-- begin --
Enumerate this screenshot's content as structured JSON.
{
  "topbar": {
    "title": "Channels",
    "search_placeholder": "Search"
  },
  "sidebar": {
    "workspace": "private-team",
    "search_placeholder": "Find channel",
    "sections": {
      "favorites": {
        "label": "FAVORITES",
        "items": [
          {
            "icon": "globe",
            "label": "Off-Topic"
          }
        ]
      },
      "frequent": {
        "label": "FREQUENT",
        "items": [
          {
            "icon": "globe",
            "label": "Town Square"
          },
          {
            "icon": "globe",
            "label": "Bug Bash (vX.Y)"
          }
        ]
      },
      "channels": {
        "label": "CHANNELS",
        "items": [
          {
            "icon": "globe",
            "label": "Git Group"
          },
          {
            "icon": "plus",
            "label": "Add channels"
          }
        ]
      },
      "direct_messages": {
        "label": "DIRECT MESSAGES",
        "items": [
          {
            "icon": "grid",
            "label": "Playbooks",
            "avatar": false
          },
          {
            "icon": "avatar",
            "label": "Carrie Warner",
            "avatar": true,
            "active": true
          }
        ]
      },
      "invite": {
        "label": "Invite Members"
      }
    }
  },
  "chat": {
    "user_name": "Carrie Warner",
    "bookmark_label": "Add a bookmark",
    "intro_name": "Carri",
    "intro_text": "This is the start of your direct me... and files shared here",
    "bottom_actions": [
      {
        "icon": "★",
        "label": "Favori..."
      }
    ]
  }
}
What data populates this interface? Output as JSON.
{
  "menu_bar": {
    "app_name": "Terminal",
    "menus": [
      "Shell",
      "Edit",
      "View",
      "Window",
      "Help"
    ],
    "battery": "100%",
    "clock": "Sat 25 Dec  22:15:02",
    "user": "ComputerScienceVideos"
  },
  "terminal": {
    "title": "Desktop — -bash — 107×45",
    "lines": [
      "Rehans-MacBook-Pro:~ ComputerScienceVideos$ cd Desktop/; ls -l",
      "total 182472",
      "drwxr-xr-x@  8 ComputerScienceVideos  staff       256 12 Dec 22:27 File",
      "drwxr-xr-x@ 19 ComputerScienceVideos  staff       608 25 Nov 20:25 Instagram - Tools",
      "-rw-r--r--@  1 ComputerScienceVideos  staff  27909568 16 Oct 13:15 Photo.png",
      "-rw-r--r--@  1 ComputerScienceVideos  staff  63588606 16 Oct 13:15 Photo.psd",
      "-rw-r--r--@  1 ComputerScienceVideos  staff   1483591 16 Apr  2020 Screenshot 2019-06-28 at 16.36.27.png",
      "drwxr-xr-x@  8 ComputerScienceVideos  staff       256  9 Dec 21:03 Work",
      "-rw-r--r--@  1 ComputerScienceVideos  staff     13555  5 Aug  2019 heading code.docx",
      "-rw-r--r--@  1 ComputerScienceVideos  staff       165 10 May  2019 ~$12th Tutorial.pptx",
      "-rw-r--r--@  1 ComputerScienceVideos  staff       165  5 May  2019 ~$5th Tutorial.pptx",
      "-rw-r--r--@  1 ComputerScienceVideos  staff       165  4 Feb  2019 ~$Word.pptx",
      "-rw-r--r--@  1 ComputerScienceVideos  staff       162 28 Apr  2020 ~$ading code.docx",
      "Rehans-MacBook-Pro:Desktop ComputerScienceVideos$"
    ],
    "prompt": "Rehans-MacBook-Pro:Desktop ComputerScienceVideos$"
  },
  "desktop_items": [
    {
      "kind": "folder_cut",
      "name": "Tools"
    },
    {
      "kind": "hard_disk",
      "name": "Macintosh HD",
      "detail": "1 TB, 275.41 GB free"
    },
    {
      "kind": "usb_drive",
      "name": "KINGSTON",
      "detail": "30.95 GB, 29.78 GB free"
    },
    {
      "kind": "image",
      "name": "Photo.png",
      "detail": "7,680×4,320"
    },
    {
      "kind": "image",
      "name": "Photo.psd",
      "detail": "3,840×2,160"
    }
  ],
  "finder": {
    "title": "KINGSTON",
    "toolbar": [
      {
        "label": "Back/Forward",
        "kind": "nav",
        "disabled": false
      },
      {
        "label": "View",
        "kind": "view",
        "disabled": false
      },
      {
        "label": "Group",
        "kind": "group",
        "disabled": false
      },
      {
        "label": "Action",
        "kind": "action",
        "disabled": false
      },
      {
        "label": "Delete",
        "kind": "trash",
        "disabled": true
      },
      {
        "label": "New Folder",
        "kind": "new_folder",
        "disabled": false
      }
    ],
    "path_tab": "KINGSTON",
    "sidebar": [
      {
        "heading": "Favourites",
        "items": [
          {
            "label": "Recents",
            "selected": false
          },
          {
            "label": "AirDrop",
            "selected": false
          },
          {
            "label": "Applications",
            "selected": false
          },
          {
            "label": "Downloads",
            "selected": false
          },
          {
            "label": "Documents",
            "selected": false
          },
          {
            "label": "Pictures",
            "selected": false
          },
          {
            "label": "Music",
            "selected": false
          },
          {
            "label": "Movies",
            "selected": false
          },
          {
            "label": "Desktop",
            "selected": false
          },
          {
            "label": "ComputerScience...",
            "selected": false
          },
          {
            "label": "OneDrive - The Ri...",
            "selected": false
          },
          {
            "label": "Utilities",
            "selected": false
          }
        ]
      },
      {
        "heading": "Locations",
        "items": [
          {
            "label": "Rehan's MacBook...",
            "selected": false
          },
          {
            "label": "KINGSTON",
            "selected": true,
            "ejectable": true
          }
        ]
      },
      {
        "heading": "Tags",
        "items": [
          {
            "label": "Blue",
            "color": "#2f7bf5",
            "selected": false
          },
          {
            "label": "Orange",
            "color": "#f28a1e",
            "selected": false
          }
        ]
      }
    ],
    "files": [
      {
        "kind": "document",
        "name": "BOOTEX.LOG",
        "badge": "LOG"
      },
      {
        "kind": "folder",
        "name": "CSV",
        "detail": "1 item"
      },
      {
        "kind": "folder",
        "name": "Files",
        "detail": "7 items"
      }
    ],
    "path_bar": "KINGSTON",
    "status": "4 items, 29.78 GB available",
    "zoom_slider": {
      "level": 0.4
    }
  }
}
-- end --
# Stated goal
Return all lines containing the word "code".

# The output
      "-rw-r--r--@  1 ComputerScienceVideos  staff     13555  5 Aug  2019 heading code.docx",
      "-rw-r--r--@  1 ComputerScienceVideos  staff       162 28 Apr  2020 ~$ading code.docx",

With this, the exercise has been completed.